# [EXERCISE DIRECTIONS]
Check each line of the records below and collect those that include the word "this".

# [INFORMATION SHOWN]

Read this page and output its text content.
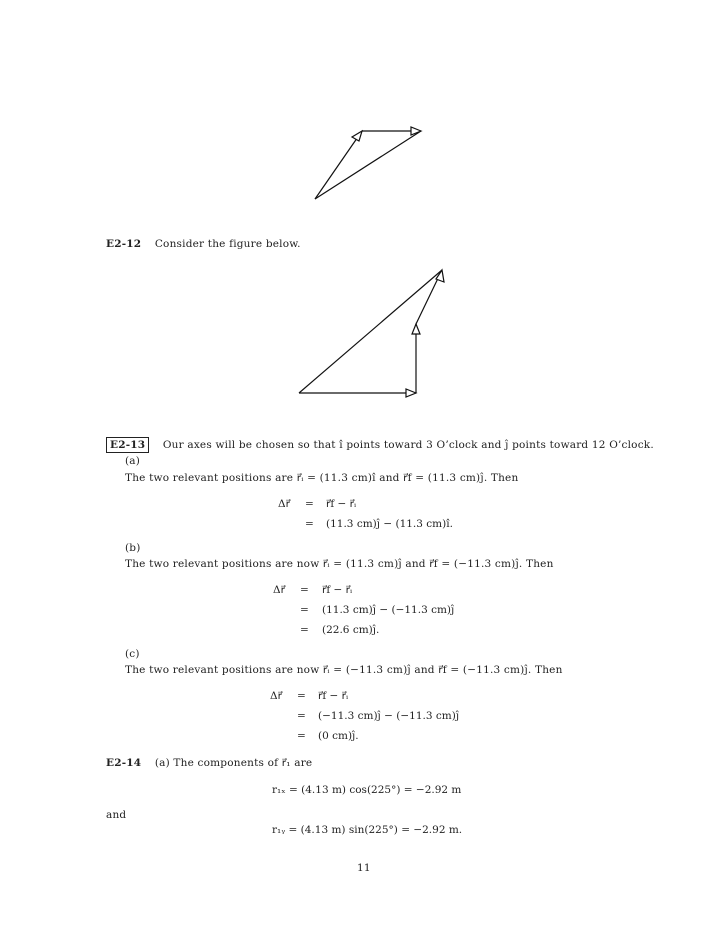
E2-12 Consider the figure below.
E2-13 Our axes will be chosen so that î points toward 3 O’clock and ĵ points toward 12 O’clock.
(a)
The two relevant positions are r⃗ᵢ = (11.3 cm)î and r⃗f = (11.3 cm)ĵ. Then
Δr⃗ = r⃗f − r⃗ᵢ
= (11.3 cm)ĵ − (11.3 cm)î.
(b)
The two relevant positions are now r⃗ᵢ = (11.3 cm)ĵ and r⃗f = (−11.3 cm)ĵ. Then
Δr⃗ = r⃗f − r⃗ᵢ
= (11.3 cm)ĵ − (−11.3 cm)ĵ
= (22.6 cm)ĵ.
(c)
The two relevant positions are now r⃗ᵢ = (−11.3 cm)ĵ and r⃗f = (−11.3 cm)ĵ. Then
Δr⃗ = r⃗f − r⃗ᵢ
= (−11.3 cm)ĵ − (−11.3 cm)ĵ
= (0 cm)ĵ.
E2-14 (a) The components of r⃗₁ are
r₁ₓ = (4.13 m) cos(225°) = −2.92 m
and
r₁ᵧ = (4.13 m) sin(225°) = −2.92 m.
11
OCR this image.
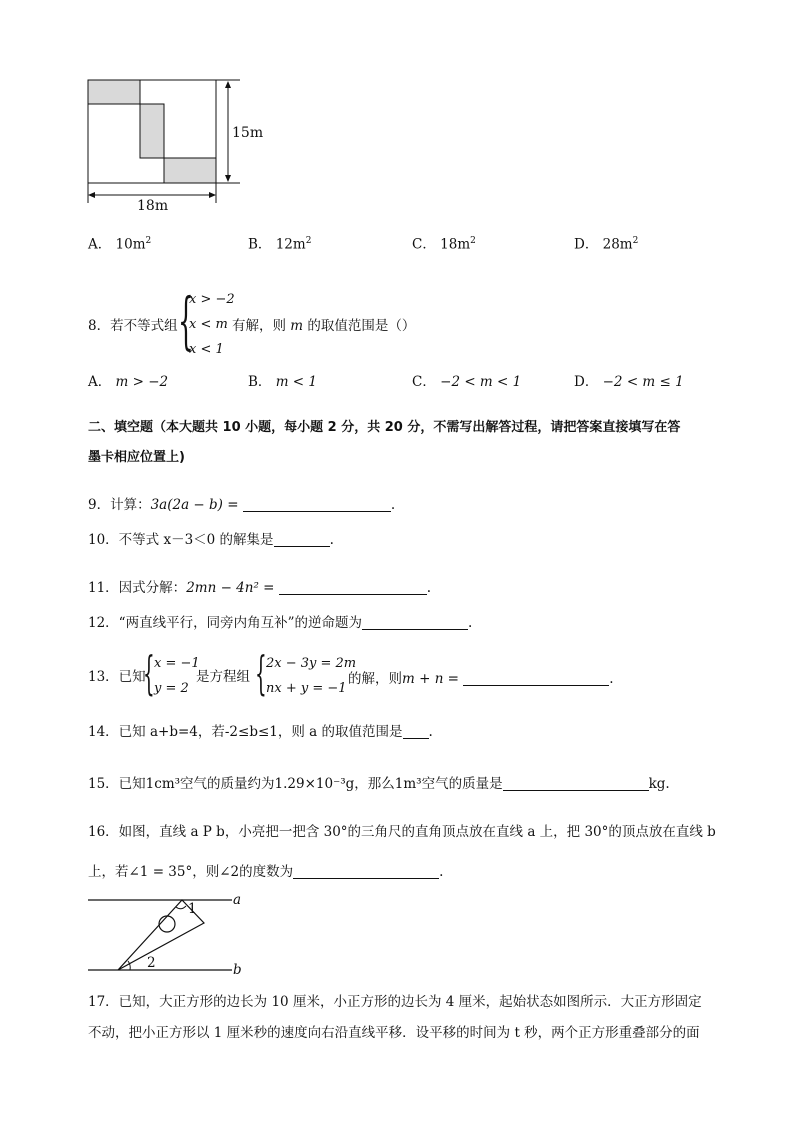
15m
18m
A． $10m^2$	B． $12m^2$	C． $18m^2$	D． $28m^2$
8．若不等式组 {
x > −2
x < m
x < 1
有解，则 m 的取值范围是（）
A． m > −2	B． m < 1	C． −2 < m < 1	D． −2 < m ≤ 1
二、填空题（本大题共 10 小题，每小题 2 分，共 20 分，不需写出解答过程，请把答案直接填写在答
墨卡相应位置上)
9．计算：3a(2a − b) =	.
10．不等式 x－3＜0 的解集是	.
11．因式分解：2mn − 4n² =	.
12．“两直线平行，同旁内角互补”的逆命题为	.
13．已知
{ x = −1
y = 2
是方程组 { 2x − 3y = 2m
nx + y = −1
的解，则m + n =	.
14．已知 a+b=4，若-2≤b≤1，则 a 的取值范围是 .
15．已知1cm³空气的质量约为1.29×10⁻³g，那么1m³空气的质量是	kg.
16．如图，直线 a P b，小亮把一把含 30°的三角尺的直角顶点放在直线 a 上，把 30°的顶点放在直线 b
上，若∠1 = 35°，则∠2的度数为	.
a
b
1
2
17．已知，大正方形的边长为 10 厘米，小正方形的边长为 4 厘米，起始状态如图所示．大正方形固定
不动，把小正方形以 1 厘米秒的速度向右沿直线平移．设平移的时间为 t 秒，两个正方形重叠部分的面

# [RESULT OF THE EXERCISE]
Read this page and output its text content.
OCR this image.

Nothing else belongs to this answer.